[Your goal] Copy out the lines that have "Neck" in them.

[Records to use]
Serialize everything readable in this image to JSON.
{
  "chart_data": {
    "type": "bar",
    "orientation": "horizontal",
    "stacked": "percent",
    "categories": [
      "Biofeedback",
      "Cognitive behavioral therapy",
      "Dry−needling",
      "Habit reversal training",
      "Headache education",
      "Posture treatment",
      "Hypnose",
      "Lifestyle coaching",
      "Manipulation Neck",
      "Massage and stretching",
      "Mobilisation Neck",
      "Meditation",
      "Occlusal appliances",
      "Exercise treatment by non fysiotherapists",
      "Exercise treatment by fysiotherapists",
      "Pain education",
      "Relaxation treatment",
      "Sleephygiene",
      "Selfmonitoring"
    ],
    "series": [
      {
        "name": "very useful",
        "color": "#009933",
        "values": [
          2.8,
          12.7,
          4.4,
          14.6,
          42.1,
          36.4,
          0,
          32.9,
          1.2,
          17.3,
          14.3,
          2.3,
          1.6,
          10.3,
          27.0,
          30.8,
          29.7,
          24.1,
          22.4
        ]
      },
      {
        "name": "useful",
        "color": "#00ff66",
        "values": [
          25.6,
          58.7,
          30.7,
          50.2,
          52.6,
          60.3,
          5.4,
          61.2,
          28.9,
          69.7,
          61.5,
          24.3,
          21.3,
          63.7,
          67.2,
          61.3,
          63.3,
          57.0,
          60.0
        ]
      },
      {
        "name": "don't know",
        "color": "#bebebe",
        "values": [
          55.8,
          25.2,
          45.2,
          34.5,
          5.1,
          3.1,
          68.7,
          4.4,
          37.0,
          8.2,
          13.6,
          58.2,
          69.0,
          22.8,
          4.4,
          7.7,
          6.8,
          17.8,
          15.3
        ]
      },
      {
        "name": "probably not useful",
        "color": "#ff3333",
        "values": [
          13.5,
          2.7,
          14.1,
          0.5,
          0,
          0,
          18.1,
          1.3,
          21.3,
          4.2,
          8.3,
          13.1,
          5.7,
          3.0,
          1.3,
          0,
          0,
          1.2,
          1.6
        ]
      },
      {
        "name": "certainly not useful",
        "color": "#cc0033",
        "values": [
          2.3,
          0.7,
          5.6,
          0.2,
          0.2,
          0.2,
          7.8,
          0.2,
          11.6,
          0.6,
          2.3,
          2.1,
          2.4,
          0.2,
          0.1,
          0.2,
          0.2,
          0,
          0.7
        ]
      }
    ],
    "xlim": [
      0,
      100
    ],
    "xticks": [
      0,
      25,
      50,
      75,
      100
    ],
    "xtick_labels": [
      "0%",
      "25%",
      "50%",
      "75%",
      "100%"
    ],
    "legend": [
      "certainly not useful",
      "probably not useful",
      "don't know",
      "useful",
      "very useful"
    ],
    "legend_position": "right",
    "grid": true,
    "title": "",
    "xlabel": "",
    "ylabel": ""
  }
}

[Response to the exercise]
      "Manipulation Neck",
      "Mobilisation Neck",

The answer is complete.